* BEGIN Record set *

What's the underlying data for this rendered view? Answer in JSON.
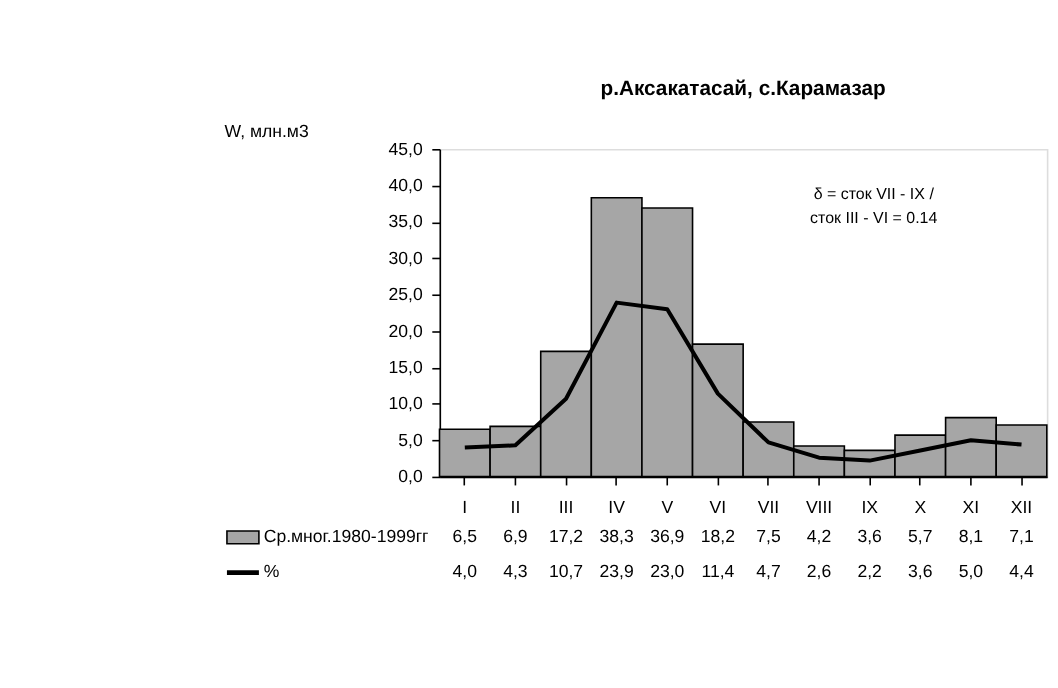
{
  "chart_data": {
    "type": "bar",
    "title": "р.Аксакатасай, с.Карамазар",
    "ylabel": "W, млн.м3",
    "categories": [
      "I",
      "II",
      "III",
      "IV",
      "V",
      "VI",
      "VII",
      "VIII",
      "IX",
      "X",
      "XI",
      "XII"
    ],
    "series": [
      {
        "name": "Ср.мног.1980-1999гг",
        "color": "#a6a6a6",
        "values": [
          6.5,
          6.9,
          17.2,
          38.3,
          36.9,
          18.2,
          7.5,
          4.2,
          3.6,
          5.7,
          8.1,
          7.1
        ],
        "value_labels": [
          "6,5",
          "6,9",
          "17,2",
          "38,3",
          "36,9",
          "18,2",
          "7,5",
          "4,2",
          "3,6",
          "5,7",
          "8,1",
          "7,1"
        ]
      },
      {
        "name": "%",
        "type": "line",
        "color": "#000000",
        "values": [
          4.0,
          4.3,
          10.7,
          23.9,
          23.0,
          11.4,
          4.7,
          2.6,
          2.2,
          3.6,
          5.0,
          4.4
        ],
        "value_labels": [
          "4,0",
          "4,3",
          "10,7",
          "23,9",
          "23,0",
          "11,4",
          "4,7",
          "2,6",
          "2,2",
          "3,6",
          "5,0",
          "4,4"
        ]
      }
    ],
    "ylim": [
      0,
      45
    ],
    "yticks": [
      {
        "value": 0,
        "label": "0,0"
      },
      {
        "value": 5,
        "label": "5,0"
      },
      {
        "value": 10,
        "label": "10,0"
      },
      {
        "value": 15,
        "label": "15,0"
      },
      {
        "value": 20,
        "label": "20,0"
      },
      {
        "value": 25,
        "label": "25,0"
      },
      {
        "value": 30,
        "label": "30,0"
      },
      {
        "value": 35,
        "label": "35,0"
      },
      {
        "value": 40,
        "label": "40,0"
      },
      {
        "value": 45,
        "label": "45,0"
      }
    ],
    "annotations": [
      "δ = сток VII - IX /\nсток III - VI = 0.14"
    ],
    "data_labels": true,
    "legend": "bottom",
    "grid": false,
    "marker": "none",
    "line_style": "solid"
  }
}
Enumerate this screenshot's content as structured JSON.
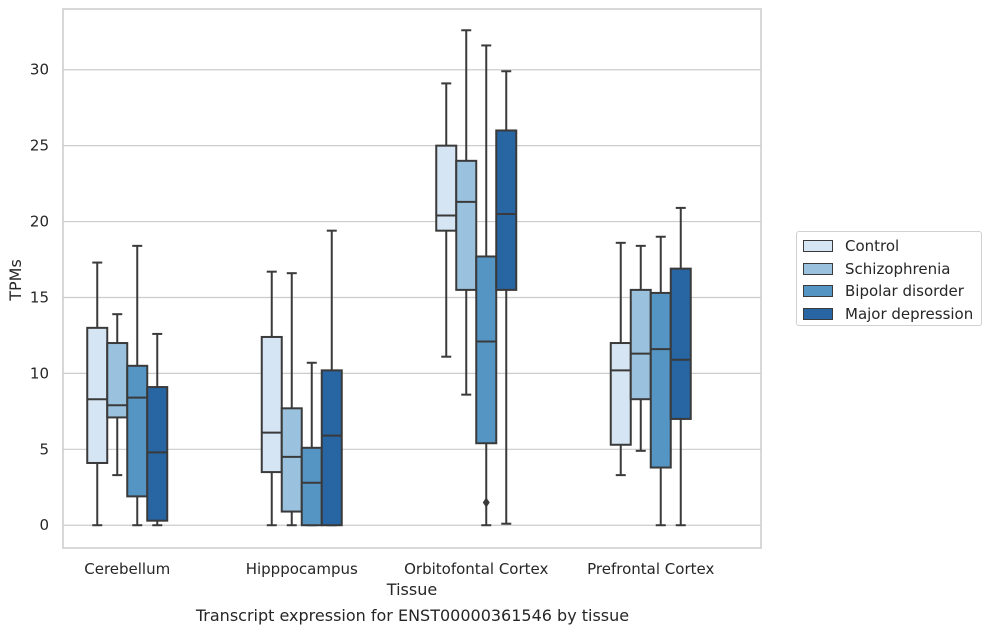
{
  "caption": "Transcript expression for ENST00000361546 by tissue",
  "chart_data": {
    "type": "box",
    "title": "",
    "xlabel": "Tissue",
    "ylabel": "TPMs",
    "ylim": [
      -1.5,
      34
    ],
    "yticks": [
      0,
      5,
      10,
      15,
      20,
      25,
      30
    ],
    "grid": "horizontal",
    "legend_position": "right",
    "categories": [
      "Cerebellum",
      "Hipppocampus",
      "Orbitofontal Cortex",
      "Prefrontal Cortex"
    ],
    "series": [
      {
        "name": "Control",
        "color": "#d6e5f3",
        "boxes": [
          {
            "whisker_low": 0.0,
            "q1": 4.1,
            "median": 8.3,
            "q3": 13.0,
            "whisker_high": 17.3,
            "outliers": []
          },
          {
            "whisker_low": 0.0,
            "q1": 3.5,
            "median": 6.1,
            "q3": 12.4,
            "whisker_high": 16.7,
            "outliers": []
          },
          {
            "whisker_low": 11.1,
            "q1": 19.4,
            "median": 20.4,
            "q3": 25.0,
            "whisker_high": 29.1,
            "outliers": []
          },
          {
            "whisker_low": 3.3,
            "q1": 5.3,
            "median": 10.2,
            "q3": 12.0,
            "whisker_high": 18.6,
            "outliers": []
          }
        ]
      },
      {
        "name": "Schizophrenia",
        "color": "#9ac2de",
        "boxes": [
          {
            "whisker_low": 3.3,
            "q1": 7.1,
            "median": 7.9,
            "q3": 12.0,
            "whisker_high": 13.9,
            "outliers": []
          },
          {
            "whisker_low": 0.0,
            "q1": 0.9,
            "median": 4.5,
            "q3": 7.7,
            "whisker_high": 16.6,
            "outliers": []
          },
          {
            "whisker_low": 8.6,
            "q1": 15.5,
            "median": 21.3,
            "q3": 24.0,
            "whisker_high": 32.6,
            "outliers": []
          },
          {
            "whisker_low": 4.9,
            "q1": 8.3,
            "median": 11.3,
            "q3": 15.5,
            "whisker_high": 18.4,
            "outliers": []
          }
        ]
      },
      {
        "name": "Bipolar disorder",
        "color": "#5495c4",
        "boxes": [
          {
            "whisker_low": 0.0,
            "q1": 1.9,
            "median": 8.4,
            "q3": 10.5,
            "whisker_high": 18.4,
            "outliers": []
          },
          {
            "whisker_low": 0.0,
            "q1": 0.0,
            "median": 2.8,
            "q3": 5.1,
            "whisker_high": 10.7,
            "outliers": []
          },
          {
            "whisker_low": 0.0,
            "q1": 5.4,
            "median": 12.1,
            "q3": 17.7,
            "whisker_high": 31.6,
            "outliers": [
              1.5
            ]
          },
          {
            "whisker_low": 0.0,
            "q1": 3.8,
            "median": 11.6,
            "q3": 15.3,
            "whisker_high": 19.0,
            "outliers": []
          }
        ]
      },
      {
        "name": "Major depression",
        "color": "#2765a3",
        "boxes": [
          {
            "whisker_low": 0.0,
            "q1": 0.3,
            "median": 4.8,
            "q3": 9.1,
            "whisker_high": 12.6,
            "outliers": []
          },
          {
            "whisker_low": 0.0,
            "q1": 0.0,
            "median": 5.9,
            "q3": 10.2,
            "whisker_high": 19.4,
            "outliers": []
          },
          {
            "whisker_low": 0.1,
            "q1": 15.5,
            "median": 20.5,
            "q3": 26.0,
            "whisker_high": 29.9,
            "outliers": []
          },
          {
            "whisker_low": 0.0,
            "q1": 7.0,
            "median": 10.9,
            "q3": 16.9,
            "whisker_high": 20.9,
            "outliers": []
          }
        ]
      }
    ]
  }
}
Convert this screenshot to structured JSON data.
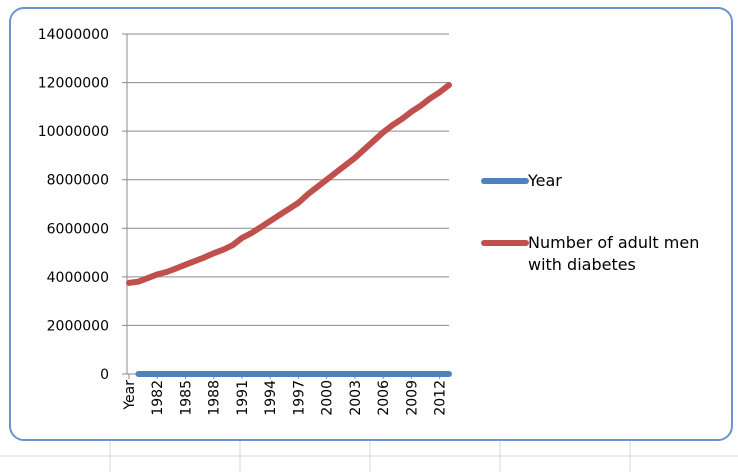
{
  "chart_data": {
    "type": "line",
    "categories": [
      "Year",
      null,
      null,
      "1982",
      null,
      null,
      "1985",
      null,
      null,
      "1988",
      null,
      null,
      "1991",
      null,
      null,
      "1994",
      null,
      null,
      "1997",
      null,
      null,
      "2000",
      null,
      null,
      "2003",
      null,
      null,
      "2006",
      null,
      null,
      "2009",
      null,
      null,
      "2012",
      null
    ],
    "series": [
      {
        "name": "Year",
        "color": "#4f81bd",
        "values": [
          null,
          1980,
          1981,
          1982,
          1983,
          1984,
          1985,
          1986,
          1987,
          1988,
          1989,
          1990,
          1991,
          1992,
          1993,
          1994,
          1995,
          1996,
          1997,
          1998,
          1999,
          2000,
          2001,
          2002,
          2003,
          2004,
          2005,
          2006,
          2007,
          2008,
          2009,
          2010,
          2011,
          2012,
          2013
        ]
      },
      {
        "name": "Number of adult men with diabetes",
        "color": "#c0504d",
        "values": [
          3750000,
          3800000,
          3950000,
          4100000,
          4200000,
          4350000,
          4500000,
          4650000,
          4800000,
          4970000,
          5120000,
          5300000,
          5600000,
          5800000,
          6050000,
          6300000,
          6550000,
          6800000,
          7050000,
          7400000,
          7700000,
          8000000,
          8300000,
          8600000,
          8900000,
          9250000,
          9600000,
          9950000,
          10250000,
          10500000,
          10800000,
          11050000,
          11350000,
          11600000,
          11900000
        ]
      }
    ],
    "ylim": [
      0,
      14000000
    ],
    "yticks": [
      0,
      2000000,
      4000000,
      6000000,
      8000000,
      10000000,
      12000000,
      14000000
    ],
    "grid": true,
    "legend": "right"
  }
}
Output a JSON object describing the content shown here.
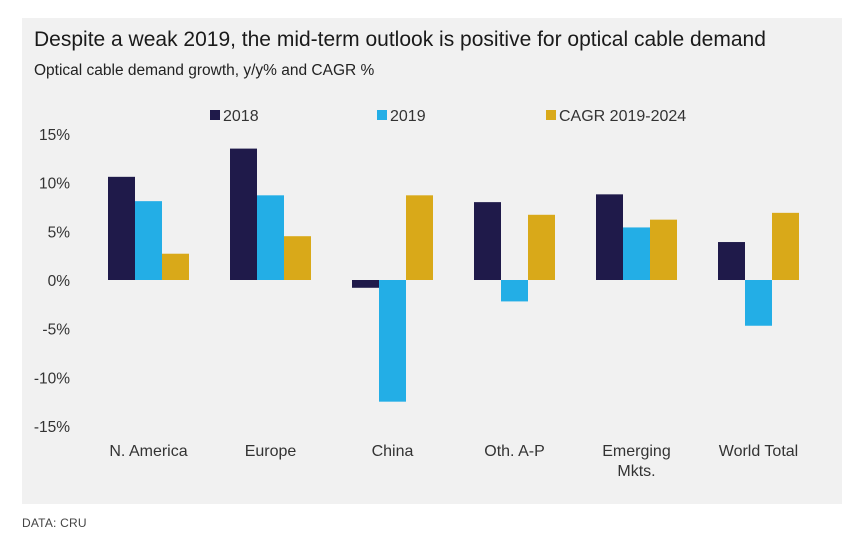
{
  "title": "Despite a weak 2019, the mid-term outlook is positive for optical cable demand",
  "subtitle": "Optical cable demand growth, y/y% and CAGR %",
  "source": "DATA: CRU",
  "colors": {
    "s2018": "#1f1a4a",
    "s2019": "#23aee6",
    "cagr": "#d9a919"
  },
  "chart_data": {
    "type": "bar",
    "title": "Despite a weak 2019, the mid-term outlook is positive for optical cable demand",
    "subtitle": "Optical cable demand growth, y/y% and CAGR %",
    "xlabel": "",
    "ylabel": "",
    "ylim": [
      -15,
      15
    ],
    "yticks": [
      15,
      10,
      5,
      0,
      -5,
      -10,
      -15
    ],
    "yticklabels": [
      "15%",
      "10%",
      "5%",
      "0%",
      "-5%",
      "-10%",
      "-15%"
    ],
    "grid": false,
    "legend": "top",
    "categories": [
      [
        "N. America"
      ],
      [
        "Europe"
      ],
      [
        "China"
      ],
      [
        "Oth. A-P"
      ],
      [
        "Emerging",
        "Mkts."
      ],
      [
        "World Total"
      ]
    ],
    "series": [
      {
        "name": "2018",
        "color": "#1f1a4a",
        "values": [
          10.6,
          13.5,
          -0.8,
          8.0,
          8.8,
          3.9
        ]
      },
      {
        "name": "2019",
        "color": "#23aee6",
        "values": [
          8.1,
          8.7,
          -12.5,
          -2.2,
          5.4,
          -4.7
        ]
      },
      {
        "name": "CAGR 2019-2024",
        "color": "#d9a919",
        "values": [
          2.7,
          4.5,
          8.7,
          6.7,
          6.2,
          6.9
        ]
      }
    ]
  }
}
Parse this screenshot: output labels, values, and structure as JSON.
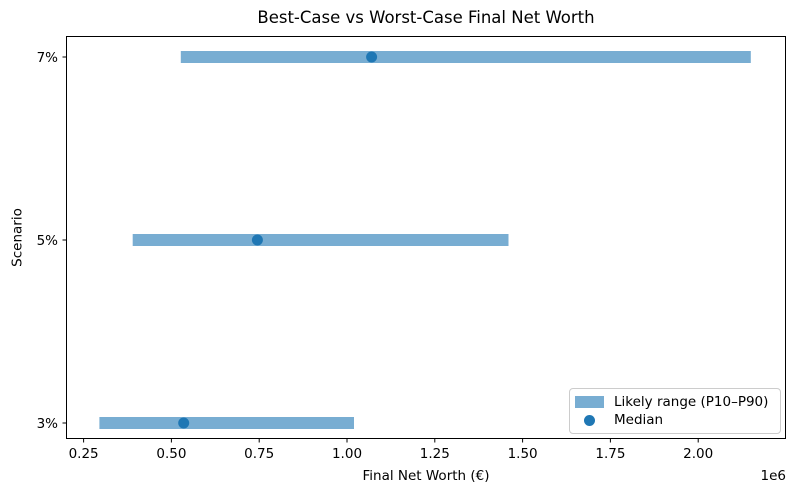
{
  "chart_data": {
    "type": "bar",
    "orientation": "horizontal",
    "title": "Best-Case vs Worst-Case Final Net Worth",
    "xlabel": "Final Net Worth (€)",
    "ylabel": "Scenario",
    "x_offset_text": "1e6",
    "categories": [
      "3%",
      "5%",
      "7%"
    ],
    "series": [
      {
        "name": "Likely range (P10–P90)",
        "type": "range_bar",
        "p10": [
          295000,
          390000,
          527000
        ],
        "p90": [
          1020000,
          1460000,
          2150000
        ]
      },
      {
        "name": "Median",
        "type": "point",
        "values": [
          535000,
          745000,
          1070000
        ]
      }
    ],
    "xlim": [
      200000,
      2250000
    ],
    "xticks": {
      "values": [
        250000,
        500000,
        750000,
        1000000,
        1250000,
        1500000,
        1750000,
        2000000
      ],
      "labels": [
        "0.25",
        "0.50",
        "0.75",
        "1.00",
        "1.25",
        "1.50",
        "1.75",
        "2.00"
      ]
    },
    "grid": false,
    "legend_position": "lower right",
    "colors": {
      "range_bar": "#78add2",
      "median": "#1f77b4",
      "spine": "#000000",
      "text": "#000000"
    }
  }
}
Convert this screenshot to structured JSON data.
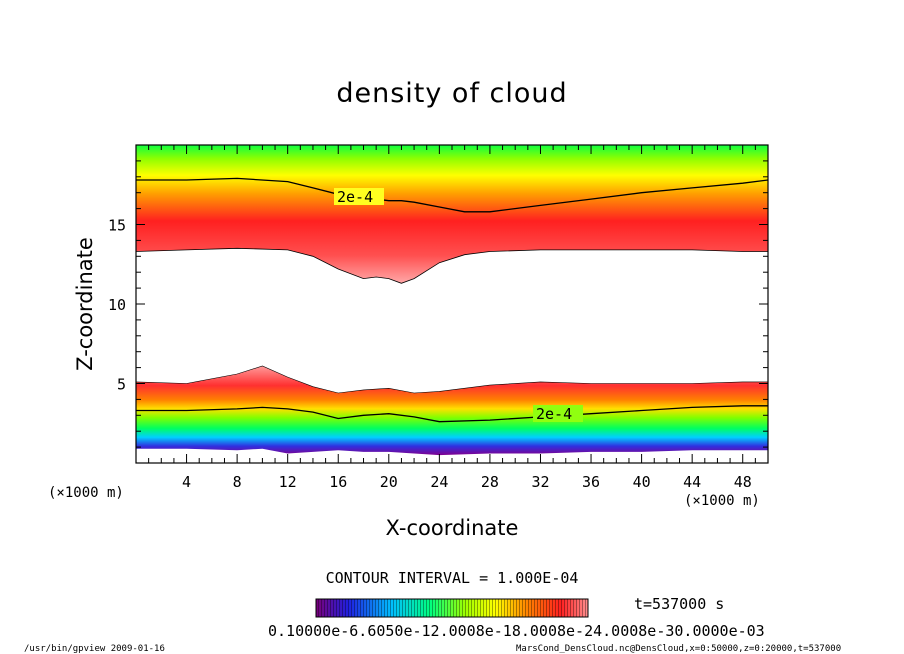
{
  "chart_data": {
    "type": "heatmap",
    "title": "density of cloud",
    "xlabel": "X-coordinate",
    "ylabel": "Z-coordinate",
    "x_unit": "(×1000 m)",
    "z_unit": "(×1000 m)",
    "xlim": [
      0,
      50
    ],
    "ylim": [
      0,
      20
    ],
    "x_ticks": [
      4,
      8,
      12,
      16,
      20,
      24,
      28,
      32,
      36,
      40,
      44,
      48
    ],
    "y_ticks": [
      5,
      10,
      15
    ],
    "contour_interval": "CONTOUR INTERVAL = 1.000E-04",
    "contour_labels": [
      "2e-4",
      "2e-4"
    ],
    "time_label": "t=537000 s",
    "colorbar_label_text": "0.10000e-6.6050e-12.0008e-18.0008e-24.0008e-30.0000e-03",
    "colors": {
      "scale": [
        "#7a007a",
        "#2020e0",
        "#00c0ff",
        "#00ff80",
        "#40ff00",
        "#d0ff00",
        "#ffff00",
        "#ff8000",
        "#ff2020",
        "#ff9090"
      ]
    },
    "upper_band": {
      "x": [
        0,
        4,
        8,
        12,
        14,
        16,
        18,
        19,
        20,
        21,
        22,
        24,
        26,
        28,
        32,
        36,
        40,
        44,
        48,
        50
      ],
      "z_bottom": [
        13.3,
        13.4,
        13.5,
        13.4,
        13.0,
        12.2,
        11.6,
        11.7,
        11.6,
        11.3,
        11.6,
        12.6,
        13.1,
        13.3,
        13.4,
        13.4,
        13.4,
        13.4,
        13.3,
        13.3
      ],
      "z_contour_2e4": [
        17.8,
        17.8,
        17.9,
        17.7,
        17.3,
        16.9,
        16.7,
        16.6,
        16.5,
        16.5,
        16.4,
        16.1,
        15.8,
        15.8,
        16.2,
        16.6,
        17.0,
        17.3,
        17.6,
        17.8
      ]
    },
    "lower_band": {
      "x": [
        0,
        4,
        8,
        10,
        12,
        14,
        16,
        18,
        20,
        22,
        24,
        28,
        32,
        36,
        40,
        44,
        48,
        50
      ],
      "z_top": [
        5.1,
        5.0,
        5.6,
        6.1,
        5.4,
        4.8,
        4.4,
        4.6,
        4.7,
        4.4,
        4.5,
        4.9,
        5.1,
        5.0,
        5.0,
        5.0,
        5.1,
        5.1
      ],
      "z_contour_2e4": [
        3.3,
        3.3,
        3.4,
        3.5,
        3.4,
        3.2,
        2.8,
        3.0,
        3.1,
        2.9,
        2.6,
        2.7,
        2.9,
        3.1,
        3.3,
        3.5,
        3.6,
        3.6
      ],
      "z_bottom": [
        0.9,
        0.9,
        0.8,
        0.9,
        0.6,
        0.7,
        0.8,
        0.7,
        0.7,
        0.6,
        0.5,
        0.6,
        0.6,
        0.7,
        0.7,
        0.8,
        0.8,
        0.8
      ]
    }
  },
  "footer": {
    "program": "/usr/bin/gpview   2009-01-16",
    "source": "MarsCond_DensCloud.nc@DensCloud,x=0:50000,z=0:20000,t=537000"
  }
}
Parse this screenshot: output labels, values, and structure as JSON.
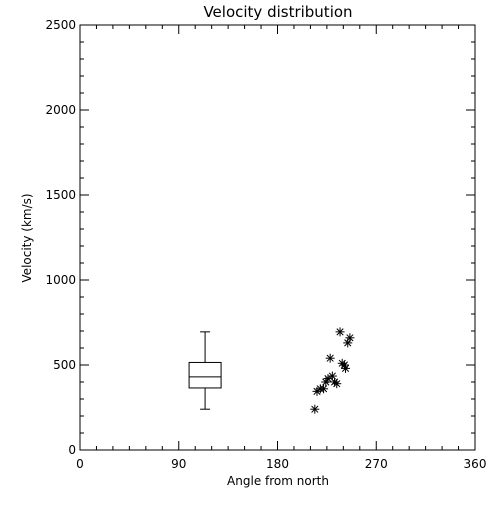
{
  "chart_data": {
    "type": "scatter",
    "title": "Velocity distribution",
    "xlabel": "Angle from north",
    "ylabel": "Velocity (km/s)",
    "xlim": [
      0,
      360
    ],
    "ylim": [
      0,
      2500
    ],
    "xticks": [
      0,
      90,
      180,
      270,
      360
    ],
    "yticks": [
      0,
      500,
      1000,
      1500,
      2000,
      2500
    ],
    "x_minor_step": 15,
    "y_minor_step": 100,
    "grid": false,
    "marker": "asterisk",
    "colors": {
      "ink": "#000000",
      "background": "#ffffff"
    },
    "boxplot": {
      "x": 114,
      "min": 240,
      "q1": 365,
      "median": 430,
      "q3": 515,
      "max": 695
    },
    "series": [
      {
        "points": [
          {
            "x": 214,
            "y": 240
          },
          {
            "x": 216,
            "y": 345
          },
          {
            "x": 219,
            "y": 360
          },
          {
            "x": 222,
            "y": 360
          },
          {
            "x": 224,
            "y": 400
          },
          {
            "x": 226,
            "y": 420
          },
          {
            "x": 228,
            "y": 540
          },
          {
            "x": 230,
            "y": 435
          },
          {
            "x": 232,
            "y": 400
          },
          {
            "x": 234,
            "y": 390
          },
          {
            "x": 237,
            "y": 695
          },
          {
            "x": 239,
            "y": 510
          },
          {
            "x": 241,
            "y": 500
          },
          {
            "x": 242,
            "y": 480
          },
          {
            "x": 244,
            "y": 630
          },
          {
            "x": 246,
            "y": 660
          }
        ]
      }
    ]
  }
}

* END Record set *

Task instructions: Copy each line of the records containing the string "type".

Result of this exercise:
    "type": "bar",
        "type": "line",
    "type": "box",
    "type": "line",
    "type": "bar",
    "type": "bar",
        "type": "range_bar",
        "type": "point",
    "type": "heatmap",
    "type": "scatter",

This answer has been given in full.